L’illusion de Littré a d’ailleurs été féconde : elle l’a poussé à entreprendre et l’a aidé à mener à bonne fin une des œuvres les plus belles, les plus méritoires et les plus utiles qu’ait vues le XIXe siècle. Il lui est un peu arrivé ce qui est arrivé à Christophe Colomb : imbu des idées des géographes de son temps, Colomb, on s’élançant à l’Occident, croyait devoir rencontrer le rivage oriental de l’Inde : au lieu de fermer le cercle du monde ancien, il trouva un monde nouveau. Littré, fidèle encore aux théories des grammairiens, ne prétendait que les compléter en ajoutant à l’usage classique le renfort de l’usage médiéval : il a révélé à la fois la continuité et l’évolution constante de la langue, continuité que n’altère aucune brusque interruption, évolution qui dure toujours et qui se continuera indéfiniment dans le français parlé et même dans le français littéraire, à moins que, quelque jour, les lettrés, effrayés de voir la langue se modifier sans cesse au point de rendre les classiques inintelligibles aux lecteurs non érudits, ne s’avisent, comme les lettrés de Byzance, d’écrire dans la langue d’une certaine période, éventualité qui, pour beaucoup de raisons, n’est pas à prévoir.
************
• [EXERCICE COURT 1]
Selon l'extrait sur Littré, à quel navigateur l'auteur compare-t-il Littré ?
La liste qui suit n'a aucun rapport avec l'extrait.

Données enregistrées:
************
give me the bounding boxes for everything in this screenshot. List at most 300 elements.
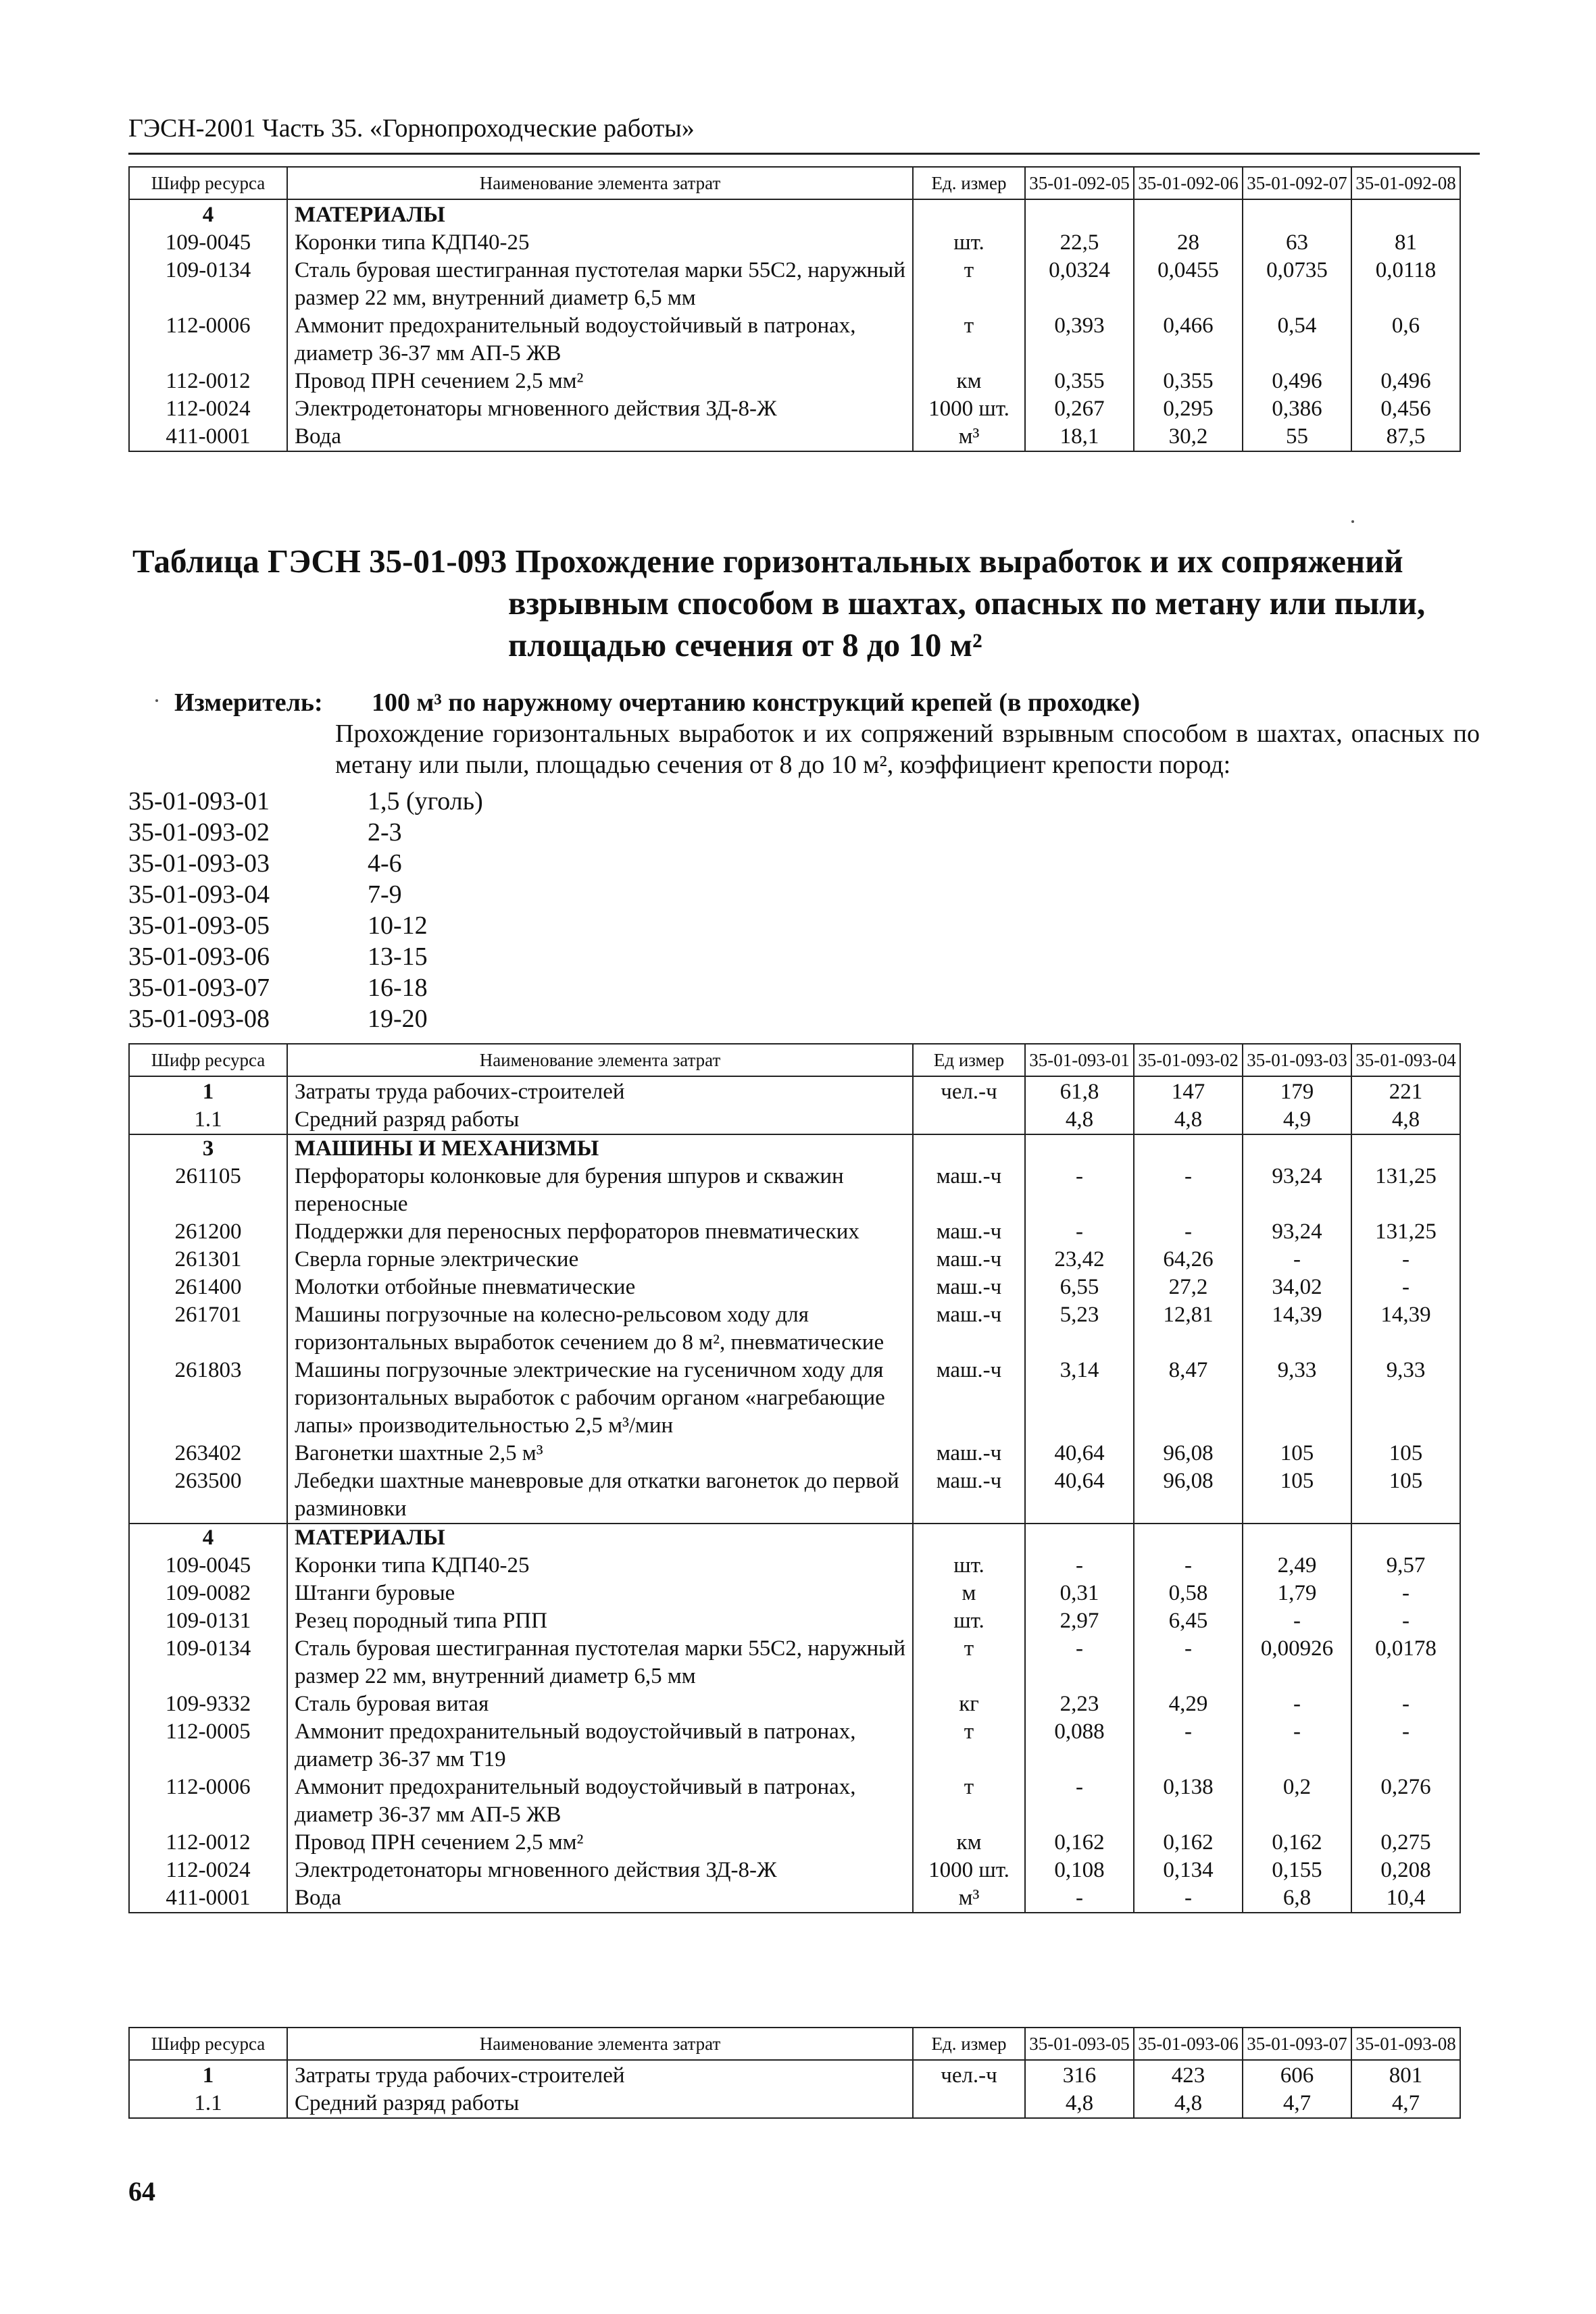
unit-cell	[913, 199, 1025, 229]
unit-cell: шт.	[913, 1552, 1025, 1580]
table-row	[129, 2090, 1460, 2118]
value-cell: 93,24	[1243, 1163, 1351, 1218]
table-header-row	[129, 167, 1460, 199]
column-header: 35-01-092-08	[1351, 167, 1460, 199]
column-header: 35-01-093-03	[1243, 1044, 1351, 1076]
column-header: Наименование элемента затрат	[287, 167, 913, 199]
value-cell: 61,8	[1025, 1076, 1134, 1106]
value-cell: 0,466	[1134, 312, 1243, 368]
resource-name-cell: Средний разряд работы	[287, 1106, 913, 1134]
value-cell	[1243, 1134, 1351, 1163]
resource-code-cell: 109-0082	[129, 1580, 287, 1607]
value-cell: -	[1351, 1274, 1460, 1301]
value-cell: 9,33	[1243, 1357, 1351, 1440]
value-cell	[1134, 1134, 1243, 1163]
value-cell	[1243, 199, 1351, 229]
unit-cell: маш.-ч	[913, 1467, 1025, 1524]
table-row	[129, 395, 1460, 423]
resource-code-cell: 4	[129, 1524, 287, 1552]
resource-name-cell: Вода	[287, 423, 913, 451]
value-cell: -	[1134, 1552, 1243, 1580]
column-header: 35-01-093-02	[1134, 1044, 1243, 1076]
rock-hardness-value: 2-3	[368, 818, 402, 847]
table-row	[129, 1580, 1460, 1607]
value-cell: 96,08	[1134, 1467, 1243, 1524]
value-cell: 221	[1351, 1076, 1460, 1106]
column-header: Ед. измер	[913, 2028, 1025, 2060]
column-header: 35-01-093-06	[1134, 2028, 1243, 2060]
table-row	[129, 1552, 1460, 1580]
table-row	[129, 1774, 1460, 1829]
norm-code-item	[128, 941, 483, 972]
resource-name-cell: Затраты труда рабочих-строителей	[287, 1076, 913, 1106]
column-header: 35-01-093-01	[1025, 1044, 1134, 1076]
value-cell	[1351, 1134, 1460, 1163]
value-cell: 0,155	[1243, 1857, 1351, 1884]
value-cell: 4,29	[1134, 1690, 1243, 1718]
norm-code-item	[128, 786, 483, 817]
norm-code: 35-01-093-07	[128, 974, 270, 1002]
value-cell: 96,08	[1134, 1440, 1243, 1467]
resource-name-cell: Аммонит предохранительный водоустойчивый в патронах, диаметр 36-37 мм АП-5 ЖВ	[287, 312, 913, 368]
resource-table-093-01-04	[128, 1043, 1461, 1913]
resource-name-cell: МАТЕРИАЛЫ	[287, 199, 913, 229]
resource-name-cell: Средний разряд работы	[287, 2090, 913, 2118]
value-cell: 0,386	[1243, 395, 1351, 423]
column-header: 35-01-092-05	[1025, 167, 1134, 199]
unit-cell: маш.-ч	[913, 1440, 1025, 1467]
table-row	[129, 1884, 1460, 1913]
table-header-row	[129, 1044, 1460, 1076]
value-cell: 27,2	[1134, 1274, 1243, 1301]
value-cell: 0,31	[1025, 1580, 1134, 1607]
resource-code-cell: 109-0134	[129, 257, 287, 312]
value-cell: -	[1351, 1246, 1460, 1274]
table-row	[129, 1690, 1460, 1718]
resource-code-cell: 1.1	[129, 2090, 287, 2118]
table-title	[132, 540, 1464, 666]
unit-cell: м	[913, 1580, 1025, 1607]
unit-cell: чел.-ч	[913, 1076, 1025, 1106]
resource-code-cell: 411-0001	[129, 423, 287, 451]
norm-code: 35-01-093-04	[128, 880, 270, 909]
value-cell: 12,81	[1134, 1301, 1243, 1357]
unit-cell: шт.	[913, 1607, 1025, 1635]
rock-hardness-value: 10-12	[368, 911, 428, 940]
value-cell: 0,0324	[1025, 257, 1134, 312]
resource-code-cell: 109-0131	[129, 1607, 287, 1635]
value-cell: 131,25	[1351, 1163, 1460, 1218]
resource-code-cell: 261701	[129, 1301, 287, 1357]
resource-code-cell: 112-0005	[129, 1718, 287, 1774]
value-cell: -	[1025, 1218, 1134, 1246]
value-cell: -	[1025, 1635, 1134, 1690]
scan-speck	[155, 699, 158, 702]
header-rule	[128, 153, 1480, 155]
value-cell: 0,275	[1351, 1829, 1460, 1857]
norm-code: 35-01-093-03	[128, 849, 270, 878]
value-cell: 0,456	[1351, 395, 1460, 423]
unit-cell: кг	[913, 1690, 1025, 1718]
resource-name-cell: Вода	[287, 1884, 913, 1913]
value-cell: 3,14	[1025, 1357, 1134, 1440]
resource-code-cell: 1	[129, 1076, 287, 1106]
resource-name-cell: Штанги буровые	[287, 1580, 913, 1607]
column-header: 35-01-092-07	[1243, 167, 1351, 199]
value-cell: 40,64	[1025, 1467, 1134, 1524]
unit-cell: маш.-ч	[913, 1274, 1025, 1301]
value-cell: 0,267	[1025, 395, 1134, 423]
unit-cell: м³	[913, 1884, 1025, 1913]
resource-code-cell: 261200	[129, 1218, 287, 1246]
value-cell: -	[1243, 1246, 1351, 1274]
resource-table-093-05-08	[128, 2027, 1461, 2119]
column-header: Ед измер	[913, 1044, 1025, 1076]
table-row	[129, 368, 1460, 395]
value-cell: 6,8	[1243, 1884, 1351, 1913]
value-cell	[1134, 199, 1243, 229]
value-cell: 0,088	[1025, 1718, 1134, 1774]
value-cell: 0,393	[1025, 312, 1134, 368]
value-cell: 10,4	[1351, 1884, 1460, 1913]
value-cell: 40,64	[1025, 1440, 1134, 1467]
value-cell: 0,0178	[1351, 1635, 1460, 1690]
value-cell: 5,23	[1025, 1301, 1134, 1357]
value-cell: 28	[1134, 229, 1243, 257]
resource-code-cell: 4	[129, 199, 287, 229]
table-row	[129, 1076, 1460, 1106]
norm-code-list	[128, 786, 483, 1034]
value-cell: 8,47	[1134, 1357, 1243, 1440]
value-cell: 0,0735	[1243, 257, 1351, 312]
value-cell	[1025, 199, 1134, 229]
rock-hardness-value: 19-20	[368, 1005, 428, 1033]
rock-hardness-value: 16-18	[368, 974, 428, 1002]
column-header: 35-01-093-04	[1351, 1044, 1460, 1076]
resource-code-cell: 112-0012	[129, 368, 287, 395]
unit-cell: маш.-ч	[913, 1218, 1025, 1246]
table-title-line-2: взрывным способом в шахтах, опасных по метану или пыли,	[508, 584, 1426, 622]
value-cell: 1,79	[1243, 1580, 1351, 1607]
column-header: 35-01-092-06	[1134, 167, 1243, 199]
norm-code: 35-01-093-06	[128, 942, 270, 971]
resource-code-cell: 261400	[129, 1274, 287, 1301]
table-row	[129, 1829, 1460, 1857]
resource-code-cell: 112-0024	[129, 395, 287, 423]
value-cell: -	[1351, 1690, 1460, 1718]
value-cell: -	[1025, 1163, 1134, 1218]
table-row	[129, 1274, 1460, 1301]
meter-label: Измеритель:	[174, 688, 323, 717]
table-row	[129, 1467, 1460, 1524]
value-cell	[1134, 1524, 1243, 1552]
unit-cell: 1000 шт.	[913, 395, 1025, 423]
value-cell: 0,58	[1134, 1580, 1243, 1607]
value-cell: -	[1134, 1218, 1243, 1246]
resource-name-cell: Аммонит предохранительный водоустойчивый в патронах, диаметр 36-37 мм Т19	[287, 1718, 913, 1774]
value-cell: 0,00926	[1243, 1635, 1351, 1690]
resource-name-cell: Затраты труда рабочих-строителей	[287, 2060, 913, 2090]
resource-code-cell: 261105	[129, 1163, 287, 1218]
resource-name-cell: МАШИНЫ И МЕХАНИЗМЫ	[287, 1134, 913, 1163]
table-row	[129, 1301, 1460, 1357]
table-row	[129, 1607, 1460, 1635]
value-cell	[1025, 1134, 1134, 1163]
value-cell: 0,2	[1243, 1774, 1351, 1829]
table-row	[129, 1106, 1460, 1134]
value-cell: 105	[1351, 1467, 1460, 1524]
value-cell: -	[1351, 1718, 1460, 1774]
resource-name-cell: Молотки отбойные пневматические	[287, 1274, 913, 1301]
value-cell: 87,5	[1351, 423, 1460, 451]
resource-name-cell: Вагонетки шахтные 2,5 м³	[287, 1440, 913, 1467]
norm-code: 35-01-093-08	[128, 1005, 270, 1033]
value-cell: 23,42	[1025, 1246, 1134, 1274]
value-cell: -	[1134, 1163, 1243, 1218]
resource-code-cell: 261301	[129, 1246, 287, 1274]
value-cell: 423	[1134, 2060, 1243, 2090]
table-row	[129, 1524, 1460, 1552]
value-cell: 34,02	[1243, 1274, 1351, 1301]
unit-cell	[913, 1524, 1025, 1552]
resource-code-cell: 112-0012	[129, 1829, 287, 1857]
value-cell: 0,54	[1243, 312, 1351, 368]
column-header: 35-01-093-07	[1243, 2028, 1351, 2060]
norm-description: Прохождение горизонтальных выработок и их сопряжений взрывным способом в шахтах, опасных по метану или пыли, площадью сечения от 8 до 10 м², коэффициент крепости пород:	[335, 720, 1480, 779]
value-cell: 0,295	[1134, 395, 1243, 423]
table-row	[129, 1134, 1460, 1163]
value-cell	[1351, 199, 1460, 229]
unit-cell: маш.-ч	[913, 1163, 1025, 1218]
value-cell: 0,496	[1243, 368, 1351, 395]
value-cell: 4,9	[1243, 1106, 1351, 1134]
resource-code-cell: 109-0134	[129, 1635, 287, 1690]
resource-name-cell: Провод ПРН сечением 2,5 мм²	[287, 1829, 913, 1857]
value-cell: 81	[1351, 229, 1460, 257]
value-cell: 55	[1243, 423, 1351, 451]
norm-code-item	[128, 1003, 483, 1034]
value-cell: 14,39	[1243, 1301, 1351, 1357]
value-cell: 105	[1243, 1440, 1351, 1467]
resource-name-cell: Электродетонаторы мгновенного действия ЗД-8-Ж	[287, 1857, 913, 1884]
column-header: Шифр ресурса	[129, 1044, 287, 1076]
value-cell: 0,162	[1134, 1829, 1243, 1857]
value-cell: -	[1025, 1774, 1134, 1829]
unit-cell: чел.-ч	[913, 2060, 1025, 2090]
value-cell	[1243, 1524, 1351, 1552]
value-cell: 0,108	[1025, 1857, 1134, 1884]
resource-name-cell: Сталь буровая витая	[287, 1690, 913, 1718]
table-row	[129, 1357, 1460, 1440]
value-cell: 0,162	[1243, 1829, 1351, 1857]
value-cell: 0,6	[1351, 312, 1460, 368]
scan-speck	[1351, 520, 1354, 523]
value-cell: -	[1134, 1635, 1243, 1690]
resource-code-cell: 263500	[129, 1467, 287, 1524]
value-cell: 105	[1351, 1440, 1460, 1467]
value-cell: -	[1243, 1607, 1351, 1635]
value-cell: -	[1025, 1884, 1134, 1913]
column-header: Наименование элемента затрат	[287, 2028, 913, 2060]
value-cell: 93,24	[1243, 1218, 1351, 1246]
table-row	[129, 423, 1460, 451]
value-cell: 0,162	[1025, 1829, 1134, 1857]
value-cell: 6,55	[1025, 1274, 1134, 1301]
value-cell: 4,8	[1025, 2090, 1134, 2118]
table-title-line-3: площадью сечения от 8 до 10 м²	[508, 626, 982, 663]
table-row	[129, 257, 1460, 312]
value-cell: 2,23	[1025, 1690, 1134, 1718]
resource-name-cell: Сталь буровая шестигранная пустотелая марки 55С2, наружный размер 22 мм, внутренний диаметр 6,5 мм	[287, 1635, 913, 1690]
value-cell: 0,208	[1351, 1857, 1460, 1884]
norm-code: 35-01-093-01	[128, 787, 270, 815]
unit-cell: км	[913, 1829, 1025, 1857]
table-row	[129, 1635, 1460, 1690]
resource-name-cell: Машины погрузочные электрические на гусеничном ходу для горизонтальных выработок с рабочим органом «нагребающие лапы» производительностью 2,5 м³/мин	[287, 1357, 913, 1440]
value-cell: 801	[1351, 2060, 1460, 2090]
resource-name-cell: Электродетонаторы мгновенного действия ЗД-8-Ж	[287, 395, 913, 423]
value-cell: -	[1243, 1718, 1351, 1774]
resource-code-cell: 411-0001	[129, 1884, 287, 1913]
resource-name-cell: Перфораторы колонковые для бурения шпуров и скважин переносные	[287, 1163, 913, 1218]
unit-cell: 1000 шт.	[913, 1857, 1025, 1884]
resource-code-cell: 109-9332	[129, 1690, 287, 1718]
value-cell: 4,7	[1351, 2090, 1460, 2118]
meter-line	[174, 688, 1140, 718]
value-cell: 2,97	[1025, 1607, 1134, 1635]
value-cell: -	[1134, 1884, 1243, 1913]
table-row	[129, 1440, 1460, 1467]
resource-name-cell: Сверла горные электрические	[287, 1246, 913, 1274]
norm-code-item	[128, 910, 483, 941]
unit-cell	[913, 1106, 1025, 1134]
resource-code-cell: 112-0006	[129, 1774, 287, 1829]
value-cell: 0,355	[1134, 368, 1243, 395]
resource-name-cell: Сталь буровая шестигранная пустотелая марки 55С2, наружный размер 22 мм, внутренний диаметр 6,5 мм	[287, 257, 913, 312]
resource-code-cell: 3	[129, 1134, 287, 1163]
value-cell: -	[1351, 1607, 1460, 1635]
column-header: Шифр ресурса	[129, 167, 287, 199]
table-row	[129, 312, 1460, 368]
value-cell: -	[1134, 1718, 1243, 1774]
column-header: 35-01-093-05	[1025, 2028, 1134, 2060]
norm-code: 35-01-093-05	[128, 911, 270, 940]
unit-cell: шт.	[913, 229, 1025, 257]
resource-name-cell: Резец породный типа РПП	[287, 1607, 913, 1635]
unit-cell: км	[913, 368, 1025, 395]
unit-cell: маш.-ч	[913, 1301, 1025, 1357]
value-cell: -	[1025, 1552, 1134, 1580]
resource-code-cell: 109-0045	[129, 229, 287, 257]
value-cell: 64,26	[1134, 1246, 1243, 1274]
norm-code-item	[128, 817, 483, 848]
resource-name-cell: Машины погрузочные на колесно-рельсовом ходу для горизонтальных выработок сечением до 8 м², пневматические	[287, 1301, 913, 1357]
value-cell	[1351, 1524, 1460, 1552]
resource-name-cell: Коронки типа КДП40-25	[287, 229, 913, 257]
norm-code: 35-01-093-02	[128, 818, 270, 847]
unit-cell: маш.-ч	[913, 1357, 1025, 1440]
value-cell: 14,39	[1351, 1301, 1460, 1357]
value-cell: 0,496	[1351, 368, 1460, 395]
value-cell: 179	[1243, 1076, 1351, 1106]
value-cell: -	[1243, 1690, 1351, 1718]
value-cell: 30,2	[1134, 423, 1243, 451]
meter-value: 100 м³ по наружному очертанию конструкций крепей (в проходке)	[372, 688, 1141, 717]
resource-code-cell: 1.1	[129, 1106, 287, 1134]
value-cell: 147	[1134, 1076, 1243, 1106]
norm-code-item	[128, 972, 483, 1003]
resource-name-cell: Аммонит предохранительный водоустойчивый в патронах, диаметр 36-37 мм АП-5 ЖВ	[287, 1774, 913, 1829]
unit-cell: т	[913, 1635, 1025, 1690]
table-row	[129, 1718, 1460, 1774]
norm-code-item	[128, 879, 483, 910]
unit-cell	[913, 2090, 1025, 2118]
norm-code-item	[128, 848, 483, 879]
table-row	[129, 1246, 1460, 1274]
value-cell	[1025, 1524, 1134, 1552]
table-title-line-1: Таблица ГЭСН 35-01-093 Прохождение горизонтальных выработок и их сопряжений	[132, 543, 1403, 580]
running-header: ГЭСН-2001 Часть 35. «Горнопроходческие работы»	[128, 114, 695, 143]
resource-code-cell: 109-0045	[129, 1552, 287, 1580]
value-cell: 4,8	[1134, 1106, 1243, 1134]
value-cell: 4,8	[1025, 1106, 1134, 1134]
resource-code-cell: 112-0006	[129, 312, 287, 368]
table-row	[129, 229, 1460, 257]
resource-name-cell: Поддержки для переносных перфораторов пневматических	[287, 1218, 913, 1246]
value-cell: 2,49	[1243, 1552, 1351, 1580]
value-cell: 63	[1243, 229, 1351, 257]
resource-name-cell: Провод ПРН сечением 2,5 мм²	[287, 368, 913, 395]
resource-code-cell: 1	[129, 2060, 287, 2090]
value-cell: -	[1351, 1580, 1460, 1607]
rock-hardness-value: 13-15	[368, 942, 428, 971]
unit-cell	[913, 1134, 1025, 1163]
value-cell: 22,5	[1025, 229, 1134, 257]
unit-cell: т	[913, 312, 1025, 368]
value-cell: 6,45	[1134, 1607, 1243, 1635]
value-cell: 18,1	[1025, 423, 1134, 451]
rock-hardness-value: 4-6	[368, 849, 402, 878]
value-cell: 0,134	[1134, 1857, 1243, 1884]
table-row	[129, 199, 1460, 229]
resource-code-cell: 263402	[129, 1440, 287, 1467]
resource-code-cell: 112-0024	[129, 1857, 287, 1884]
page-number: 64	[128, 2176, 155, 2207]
************
• [EXERCICE COURT 2]
Dans la liste, remplacez "value-cell" par "data-cell" entre la ligne contenant "199, 1025, 229]" et celle contenant "312, 1243, 368]", incluses. Ne redonnez que ces lignes.

• [RÉPONSE ATTENDUE 1]
À Christophe Colomb.

• [RÉPONSE ATTENDUE 2]
unit-cell	[913, 199, 1025, 229]
unit-cell: шт.	[913, 1552, 1025, 1580]
table-row	[129, 2090, 1460, 2118]
data-cell: 93,24	[1243, 1163, 1351, 1218]
table-header-row	[129, 167, 1460, 199]
column-header: 35-01-092-08	[1351, 167, 1460, 199]
column-header: 35-01-093-03	[1243, 1044, 1351, 1076]
column-header: Наименование элемента затрат	[287, 167, 913, 199]
data-cell: 61,8	[1025, 1076, 1134, 1106]
data-cell: 0,466	[1134, 312, 1243, 368]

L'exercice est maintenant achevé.